WHAT THE EXERCISE ASKS: All lines of the listing that contain "name" should be shown in full.

DATA:

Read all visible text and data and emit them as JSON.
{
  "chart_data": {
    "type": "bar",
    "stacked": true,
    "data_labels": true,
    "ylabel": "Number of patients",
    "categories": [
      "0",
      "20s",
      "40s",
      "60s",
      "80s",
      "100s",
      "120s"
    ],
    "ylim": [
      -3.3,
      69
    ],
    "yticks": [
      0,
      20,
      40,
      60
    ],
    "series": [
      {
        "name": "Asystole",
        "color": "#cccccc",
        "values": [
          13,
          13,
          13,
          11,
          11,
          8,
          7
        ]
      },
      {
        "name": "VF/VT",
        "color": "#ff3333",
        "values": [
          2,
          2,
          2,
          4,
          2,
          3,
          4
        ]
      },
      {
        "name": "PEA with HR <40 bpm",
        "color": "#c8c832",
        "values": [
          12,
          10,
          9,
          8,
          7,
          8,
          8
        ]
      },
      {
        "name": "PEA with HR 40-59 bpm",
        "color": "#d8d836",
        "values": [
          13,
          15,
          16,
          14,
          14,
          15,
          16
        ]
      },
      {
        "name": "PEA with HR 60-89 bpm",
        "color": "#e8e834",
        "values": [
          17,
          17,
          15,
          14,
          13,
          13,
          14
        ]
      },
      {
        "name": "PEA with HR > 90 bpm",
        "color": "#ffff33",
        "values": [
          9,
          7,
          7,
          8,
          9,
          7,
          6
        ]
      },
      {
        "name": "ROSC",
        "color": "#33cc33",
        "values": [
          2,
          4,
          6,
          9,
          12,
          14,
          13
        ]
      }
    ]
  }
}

SOLUTION TO THE PROBLEM:
        "name": "Asystole",
        "name": "VF/VT",
        "name": "PEA with HR <40 bpm",
        "name": "PEA with HR 40-59 bpm",
        "name": "PEA with HR 60-89 bpm",
        "name": "PEA with HR > 90 bpm",
        "name": "ROSC",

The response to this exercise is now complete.